**** DATASET ROWS ****

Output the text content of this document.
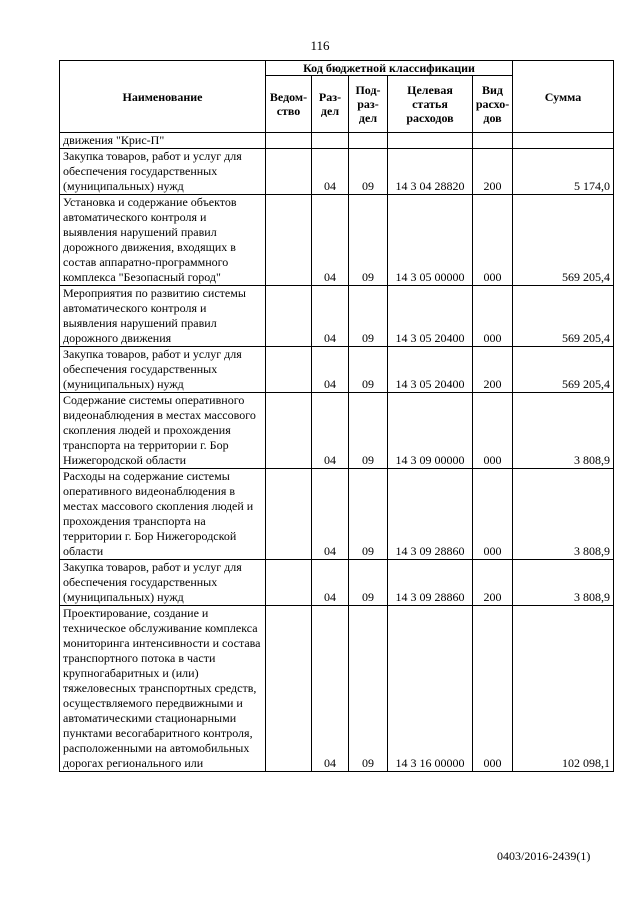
116
Наименование	Код бюджетной классификации					Сумма
	Ведом-ство	Раз-дел	Под-раз-дел	Целевая статья расходов	Вид расхо-дов	
движения "Крис-П"						
Закупка товаров, работ и услуг для обеспечения государственных (муниципальных) нужд		04	09	14 3 04 28820	200	5 174,0
Установка и содержание объектов автоматического контроля и выявления нарушений правил дорожного движения, входящих в состав аппаратно-программного комплекса "Безопасный город"		04	09	14 3 05 00000	000	569 205,4
Мероприятия по развитию системы автоматического контроля и выявления нарушений правил дорожного движения		04	09	14 3 05 20400	000	569 205,4
Закупка товаров, работ и услуг для обеспечения государственных (муниципальных) нужд		04	09	14 3 05 20400	200	569 205,4
Содержание системы оперативного видеонаблюдения в местах массового скопления людей и прохождения транспорта на территории г. Бор Нижегородской области		04	09	14 3 09 00000	000	3 808,9
Расходы на содержание системы оперативного видеонаблюдения в местах массового скопления людей и прохождения транспорта на территории г. Бор Нижегородской области		04	09	14 3 09 28860	000	3 808,9
Закупка товаров, работ и услуг для обеспечения государственных (муниципальных) нужд		04	09	14 3 09 28860	200	3 808,9
Проектирование, создание и техническое обслуживание комплекса мониторинга интенсивности и состава транспортного потока в части крупногабаритных и (или) тяжеловесных транспортных средств, осуществляемого передвижными и автоматическими стационарными пунктами весогабаритного контроля, расположенными на автомобильных дорогах регионального или		04	09	14 3 16 00000	000	102 098,1
0403/2016-2439(1)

****

** TASK **
Transcribe all of the records above character for character. Exclude the pictures.

** PROBLEM SOLUTION **
Output the text content of this document.
116
Наименование	Код бюджетной классификации					Сумма
	Ведом-ство	Раз-дел	Под-раз-дел	Целевая статья расходов	Вид расхо-дов	
движения "Крис-П"						
Закупка товаров, работ и услуг для обеспечения государственных (муниципальных) нужд		04	09	14 3 04 28820	200	5 174,0
Установка и содержание объектов автоматического контроля и выявления нарушений правил дорожного движения, входящих в состав аппаратно-программного комплекса "Безопасный город"		04	09	14 3 05 00000	000	569 205,4
Мероприятия по развитию системы автоматического контроля и выявления нарушений правил дорожного движения		04	09	14 3 05 20400	000	569 205,4
Закупка товаров, работ и услуг для обеспечения государственных (муниципальных) нужд		04	09	14 3 05 20400	200	569 205,4
Содержание системы оперативного видеонаблюдения в местах массового скопления людей и прохождения транспорта на территории г. Бор Нижегородской области		04	09	14 3 09 00000	000	3 808,9
Расходы на содержание системы оперативного видеонаблюдения в местах массового скопления людей и прохождения транспорта на территории г. Бор Нижегородской области		04	09	14 3 09 28860	000	3 808,9
Закупка товаров, работ и услуг для обеспечения государственных (муниципальных) нужд		04	09	14 3 09 28860	200	3 808,9
Проектирование, создание и техническое обслуживание комплекса мониторинга интенсивности и состава транспортного потока в части крупногабаритных и (или) тяжеловесных транспортных средств, осуществляемого передвижными и автоматическими стационарными пунктами весогабаритного контроля, расположенными на автомобильных дорогах регионального или		04	09	14 3 16 00000	000	102 098,1
0403/2016-2439(1)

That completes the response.